Bring together every line in the data that includes "VILI".

----- TASK MATERIAL

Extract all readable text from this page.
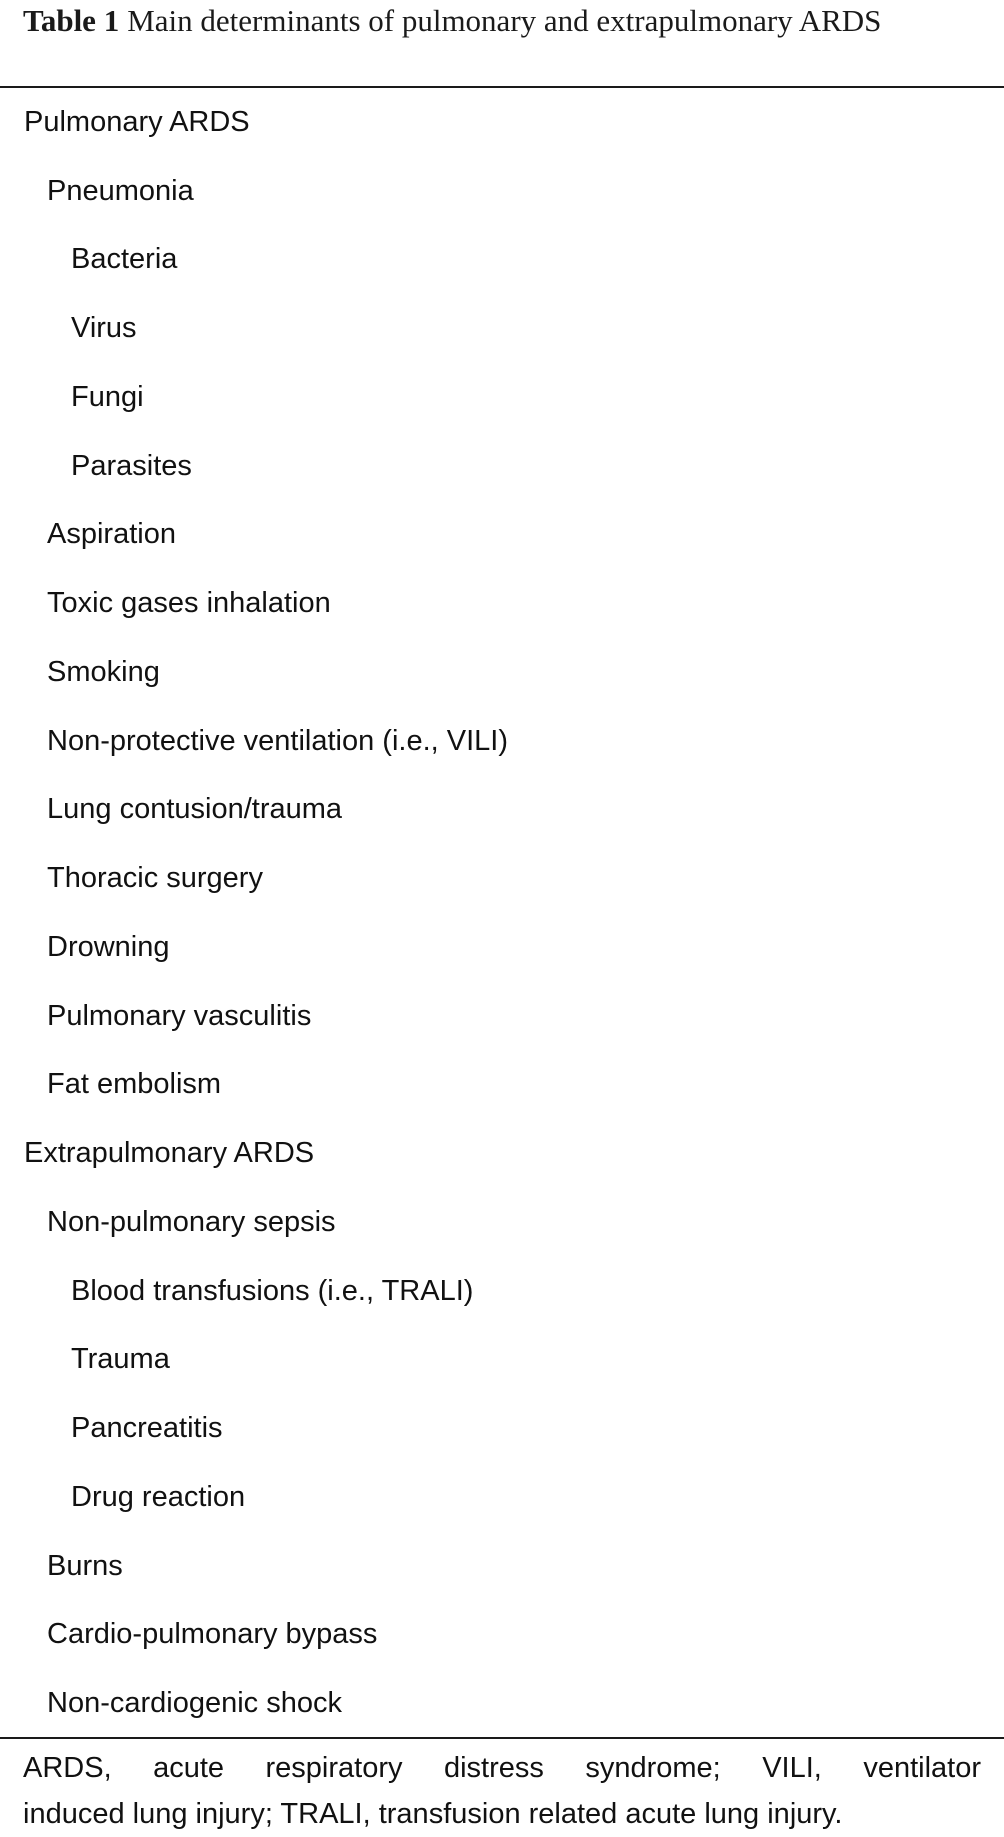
Table 1 Main determinants of pulmonary and extrapulmonary ARDS
Pulmonary ARDS
Pneumonia
Bacteria
Virus
Fungi
Parasites
Aspiration
Toxic gases inhalation
Smoking
Non-protective ventilation (i.e., VILI)
Lung contusion/trauma
Thoracic surgery
Drowning
Pulmonary vasculitis
Fat embolism
Extrapulmonary ARDS
Non-pulmonary sepsis
Blood transfusions (i.e., TRALI)
Trauma
Pancreatitis
Drug reaction
Burns
Cardio-pulmonary bypass
Non-cardiogenic shock
ARDS, acute respiratory distress syndrome; VILI, ventilator
induced lung injury; TRALI, transfusion related acute lung injury.
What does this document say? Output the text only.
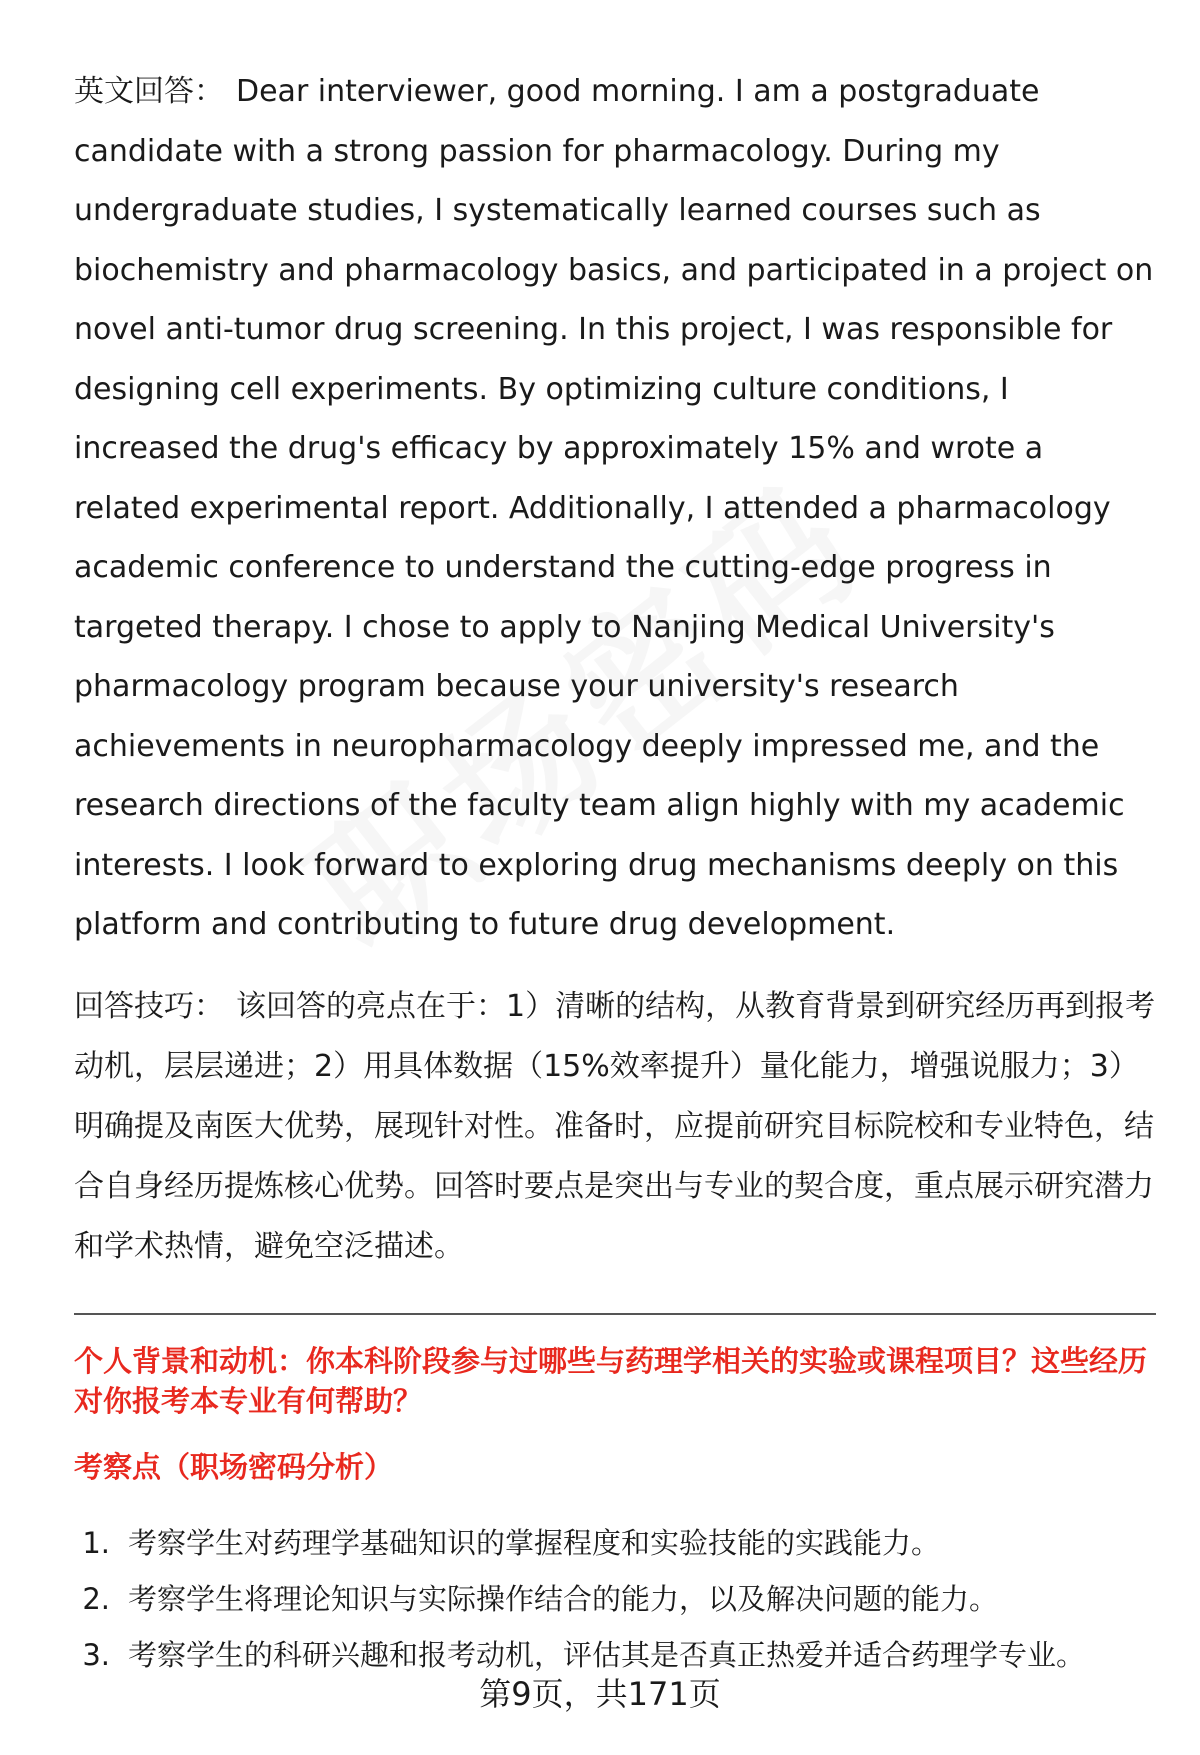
英文回答： Dear interviewer, good morning. I am a postgraduate candidate with a strong passion for pharmacology. During my undergraduate studies, I systematically learned courses such as biochemistry and pharmacology basics, and participated in a project on novel anti-tumor drug screening. In this project, I was responsible for designing cell experiments. By optimizing culture conditions, I increased the drug's efficacy by approximately 15% and wrote a related experimental report. Additionally, I attended a pharmacology academic conference to understand the cutting-edge progress in targeted therapy. I chose to apply to Nanjing Medical University's pharmacology program because your university's research achievements in neuropharmacology deeply impressed me, and the research directions of the faculty team align highly with my academic interests. I look forward to exploring drug mechanisms deeply on this platform and contributing to future drug development.

回答技巧： 该回答的亮点在于：1）清晰的结构，从教育背景到研究经历再到报考动机，层层递进；2）用具体数据（15%效率提升）量化能力，增强说服力；3）明确提及南医大优势，展现针对性。准备时，应提前研究目标院校和专业特色，结合自身经历提炼核心优势。回答时要点是突出与专业的契合度，重点展示研究潜力和学术热情，避免空泛描述。

个人背景和动机：你本科阶段参与过哪些与药理学相关的实验或课程项目？这些经历对你报考本专业有何帮助？
考察点（职场密码分析）
1. 考察学生对药理学基础知识的掌握程度和实验技能的实践能力。
2. 考察学生将理论知识与实际操作结合的能力，以及解决问题的能力。
3. 考察学生的科研兴趣和报考动机，评估其是否真正热爱并适合药理学专业。
第9页，共171页
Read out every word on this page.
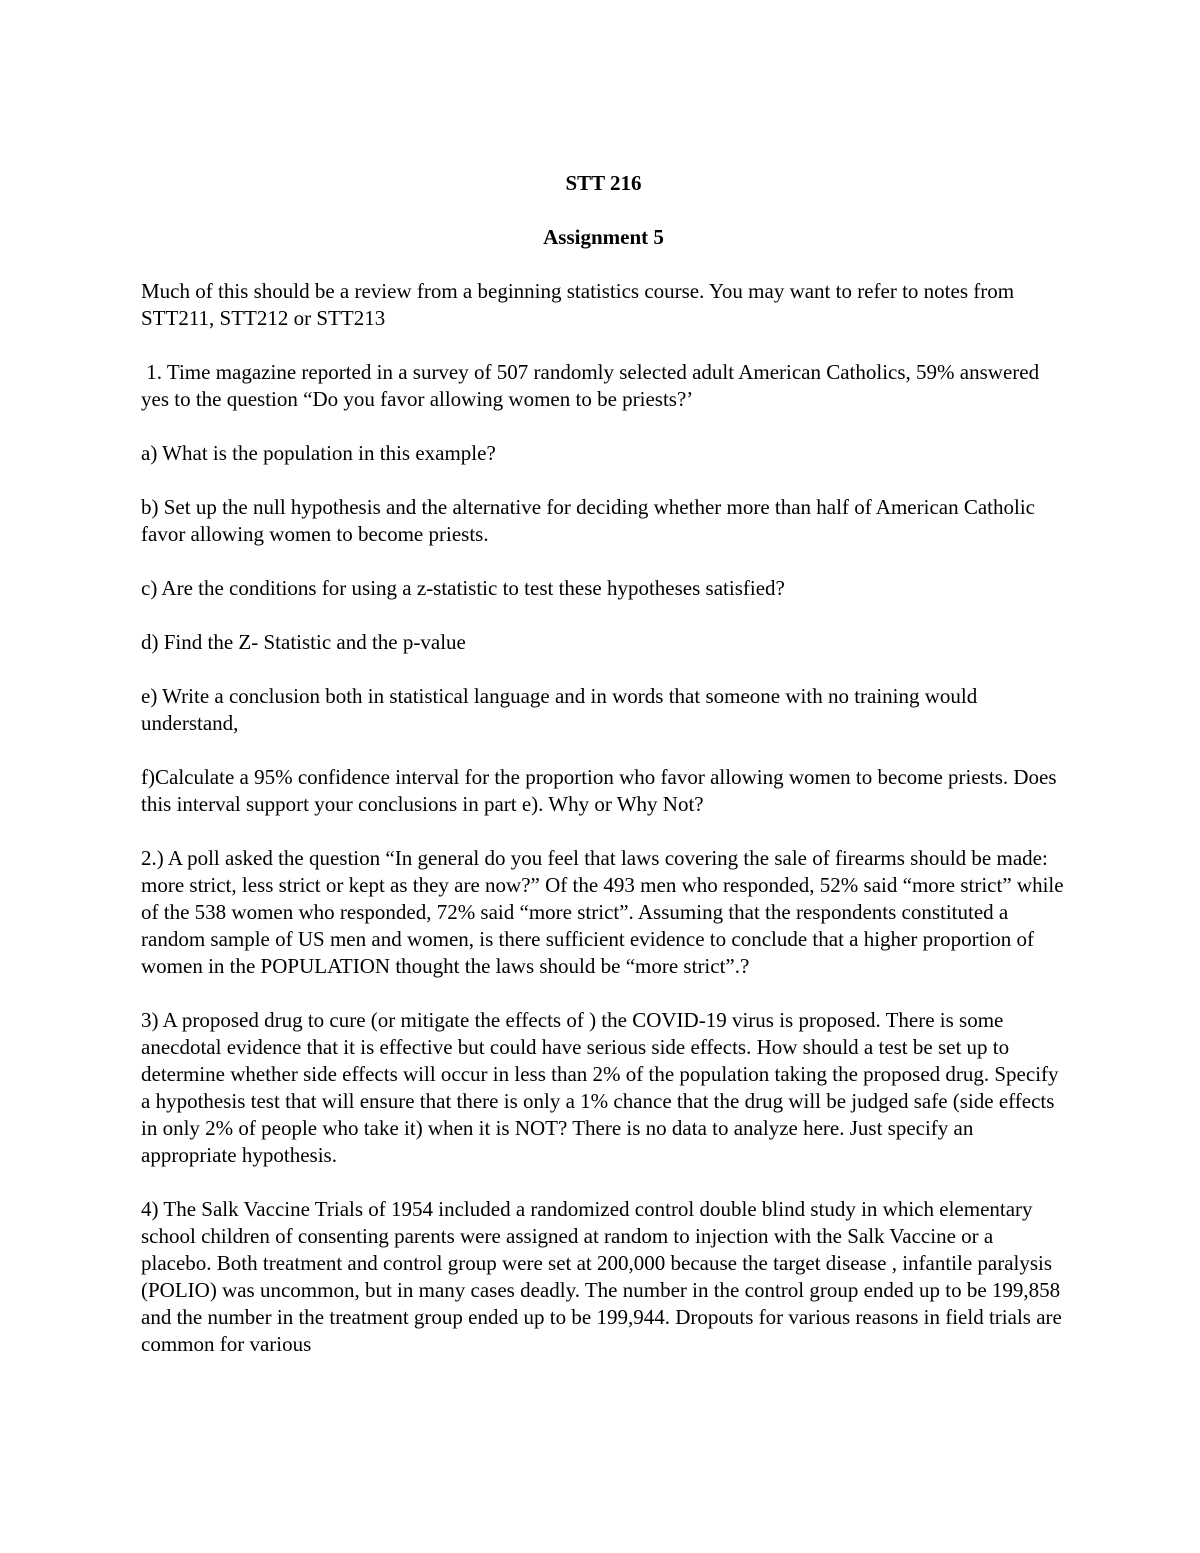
STT 216
Assignment 5

Much of this should be a review from a beginning statistics course. You may want to refer to notes from STT211, STT212 or STT213

1. Time magazine reported in a survey of 507 randomly selected adult American Catholics, 59% answered yes to the question “Do you favor allowing women to be priests?’

a) What is the population in this example?

b) Set up the null hypothesis and the alternative for deciding whether more than half of American Catholic favor allowing women to become priests.

c) Are the conditions for using a z-statistic to test these hypotheses satisfied?

d) Find the Z- Statistic and the p-value

e) Write a conclusion both in statistical language and in words that someone with no training would understand,

f)Calculate a 95% confidence interval for the proportion who favor allowing women to become priests. Does this interval support your conclusions in part e). Why or Why Not?

2.) A poll asked the question “In general do you feel that laws covering the sale of firearms should be made: more strict, less strict or kept as they are now?” Of the 493 men who responded, 52% said “more strict” while of the 538 women who responded, 72% said “more strict”. Assuming that the respondents constituted a random sample of US men and women, is there sufficient evidence to conclude that a higher proportion of women in the POPULATION thought the laws should be “more strict”.?

3) A proposed drug to cure (or mitigate the effects of ) the COVID-19 virus is proposed. There is some anecdotal evidence that it is effective but could have serious side effects. How should a test be set up to determine whether side effects will occur in less than 2% of the population taking the proposed drug. Specify a hypothesis test that will ensure that there is only a 1% chance that the drug will be judged safe (side effects in only 2% of people who take it) when it is NOT? There is no data to analyze here. Just specify an appropriate hypothesis.

4) The Salk Vaccine Trials of 1954 included a randomized control double blind study in which elementary school children of consenting parents were assigned at random to injection with the Salk Vaccine or a placebo. Both treatment and control group were set at 200,000 because the target disease , infantile paralysis (POLIO) was uncommon, but in many cases deadly. The number in the control group ended up to be 199,858 and the number in the treatment group ended up to be 199,944. Dropouts for various reasons in field trials are common for various
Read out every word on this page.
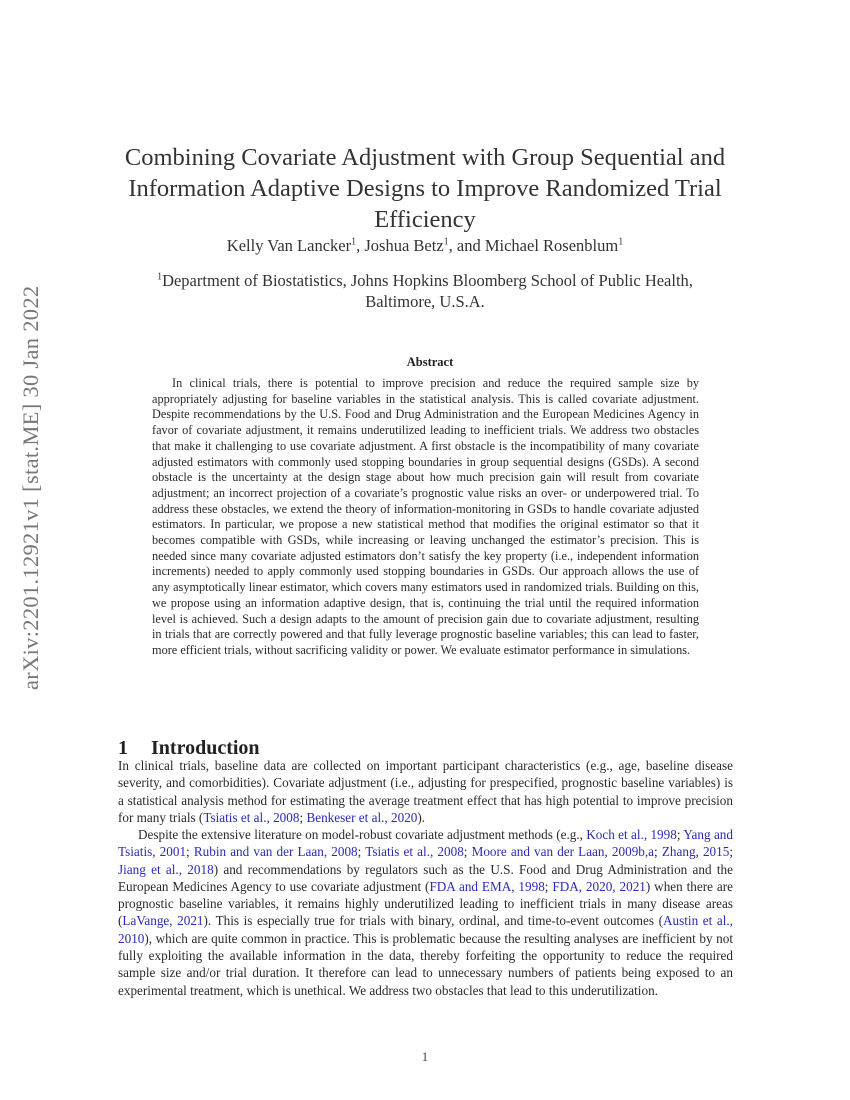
arXiv:2201.12921v1 [stat.ME] 30 Jan 2022
Combining Covariate Adjustment with Group Sequential and Information Adaptive Designs to Improve Randomized Trial Efficiency
Kelly Van Lancker$^1$, Joshua Betz$^1$, and Michael Rosenblum$^1$
$^1$Department of Biostatistics, Johns Hopkins Bloomberg School of Public Health,
Baltimore, U.S.A.
Abstract

In clinical trials, there is potential to improve precision and reduce the required sample size by appropriately adjusting for baseline variables in the statistical analysis. This is called covariate adjustment. Despite recommendations by the U.S. Food and Drug Administration and the European Medicines Agency in favor of covariate adjustment, it remains underutilized leading to inefficient trials. We address two obstacles that make it challenging to use covariate adjustment. A first obstacle is the incompatibility of many covariate adjusted estimators with commonly used stopping boundaries in group sequential designs (GSDs). A second obstacle is the uncertainty at the design stage about how much precision gain will result from covariate adjustment; an incorrect projection of a covariate’s prognostic value risks an over- or underpowered trial. To address these obstacles, we extend the theory of information-monitoring in GSDs to handle covariate adjusted estimators. In particular, we propose a new statistical method that modifies the original estimator so that it becomes compatible with GSDs, while increasing or leaving unchanged the estimator’s precision. This is needed since many covariate adjusted estimators don’t satisfy the key property (i.e., independent information increments) needed to apply commonly used stopping boundaries in GSDs. Our approach allows the use of any asymptotically linear estimator, which covers many estimators used in randomized trials. Building on this, we propose using an information adaptive design, that is, continuing the trial until the required information level is achieved. Such a design adapts to the amount of precision gain due to covariate adjustment, resulting in trials that are correctly powered and that fully leverage prognostic baseline variables; this can lead to faster, more efficient trials, without sacrificing validity or power. We evaluate estimator performance in simulations.

1 Introduction

In clinical trials, baseline data are collected on important participant characteristics (e.g., age, baseline disease severity, and comorbidities). Covariate adjustment (i.e., adjusting for prespecified, prognostic baseline variables) is a statistical analysis method for estimating the average treatment effect that has high potential to improve precision for many trials (Tsiatis et al., 2008; Benkeser et al., 2020).

Despite the extensive literature on model-robust covariate adjustment methods (e.g., Koch et al., 1998; Yang and Tsiatis, 2001; Rubin and van der Laan, 2008; Tsiatis et al., 2008; Moore and van der Laan, 2009b,a; Zhang, 2015; Jiang et al., 2018) and recommendations by regulators such as the U.S. Food and Drug Administration and the European Medicines Agency to use covariate adjustment (FDA and EMA, 1998; FDA, 2020, 2021) when there are prognostic baseline variables, it remains highly underutilized leading to inefficient trials in many disease areas (LaVange, 2021). This is especially true for trials with binary, ordinal, and time-to-event outcomes (Austin et al., 2010), which are quite common in practice. This is problematic because the resulting analyses are inefficient by not fully exploiting the available information in the data, thereby forfeiting the opportunity to reduce the required sample size and/or trial duration. It therefore can lead to unnecessary numbers of patients being exposed to an experimental treatment, which is unethical. We address two obstacles that lead to this underutilization.

1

----------

§ **ANSWER TO THE PROBLEM**
Non-protective ventilation (i.e., VILI)
ARDS, acute respiratory distress syndrome; VILI, ventilator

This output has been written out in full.